▸ CHALLENGE
Return, character for character, the lines from the one bearing "Give me a plain-text" through the end of the material. Omit everything before that line.

▸ RECORDS FOR THE EXERCISE
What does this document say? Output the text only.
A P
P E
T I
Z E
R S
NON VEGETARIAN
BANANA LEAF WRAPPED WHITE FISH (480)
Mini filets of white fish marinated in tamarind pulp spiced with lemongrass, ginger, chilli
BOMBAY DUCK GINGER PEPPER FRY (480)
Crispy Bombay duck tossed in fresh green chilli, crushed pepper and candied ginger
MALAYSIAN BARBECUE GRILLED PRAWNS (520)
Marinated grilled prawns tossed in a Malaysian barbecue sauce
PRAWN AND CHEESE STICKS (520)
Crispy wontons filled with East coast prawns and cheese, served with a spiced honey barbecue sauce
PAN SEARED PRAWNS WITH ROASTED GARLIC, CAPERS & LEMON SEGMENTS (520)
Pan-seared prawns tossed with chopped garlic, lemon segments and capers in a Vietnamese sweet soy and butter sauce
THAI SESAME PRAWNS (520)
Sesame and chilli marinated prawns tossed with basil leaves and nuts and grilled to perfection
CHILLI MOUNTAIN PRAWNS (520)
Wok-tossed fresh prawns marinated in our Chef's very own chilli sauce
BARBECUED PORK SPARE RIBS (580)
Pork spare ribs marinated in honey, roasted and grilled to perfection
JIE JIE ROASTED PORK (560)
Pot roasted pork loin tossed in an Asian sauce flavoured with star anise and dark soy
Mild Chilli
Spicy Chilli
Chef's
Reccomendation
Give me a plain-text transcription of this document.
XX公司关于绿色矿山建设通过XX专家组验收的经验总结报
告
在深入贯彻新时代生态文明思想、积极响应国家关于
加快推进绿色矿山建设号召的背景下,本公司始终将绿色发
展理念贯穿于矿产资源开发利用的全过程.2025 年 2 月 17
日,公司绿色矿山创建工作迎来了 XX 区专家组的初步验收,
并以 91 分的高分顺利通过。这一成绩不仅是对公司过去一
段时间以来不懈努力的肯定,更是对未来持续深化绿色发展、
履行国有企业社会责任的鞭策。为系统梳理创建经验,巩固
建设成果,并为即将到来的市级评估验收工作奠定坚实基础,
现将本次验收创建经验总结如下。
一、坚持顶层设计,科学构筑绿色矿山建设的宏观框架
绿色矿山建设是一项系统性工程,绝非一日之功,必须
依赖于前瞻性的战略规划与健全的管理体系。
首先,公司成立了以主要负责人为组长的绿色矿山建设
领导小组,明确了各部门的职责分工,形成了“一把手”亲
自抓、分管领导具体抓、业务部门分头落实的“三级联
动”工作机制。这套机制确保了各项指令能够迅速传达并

▸ SOLUTION FOR THIS TASK
Give me a plain-text transcription of this document.
XX公司关于绿色矿山建设通过XX专家组验收的经验总结报
告
在深入贯彻新时代生态文明思想、积极响应国家关于
加快推进绿色矿山建设号召的背景下,本公司始终将绿色发
展理念贯穿于矿产资源开发利用的全过程.2025 年 2 月 17
日,公司绿色矿山创建工作迎来了 XX 区专家组的初步验收,
并以 91 分的高分顺利通过。这一成绩不仅是对公司过去一
段时间以来不懈努力的肯定,更是对未来持续深化绿色发展、
履行国有企业社会责任的鞭策。为系统梳理创建经验,巩固
建设成果,并为即将到来的市级评估验收工作奠定坚实基础,
现将本次验收创建经验总结如下。
一、坚持顶层设计,科学构筑绿色矿山建设的宏观框架
绿色矿山建设是一项系统性工程,绝非一日之功,必须
依赖于前瞻性的战略规划与健全的管理体系。
首先,公司成立了以主要负责人为组长的绿色矿山建设
领导小组,明确了各部门的职责分工,形成了“一把手”亲
自抓、分管领导具体抓、业务部门分头落实的“三级联
动”工作机制。这套机制确保了各项指令能够迅速传达并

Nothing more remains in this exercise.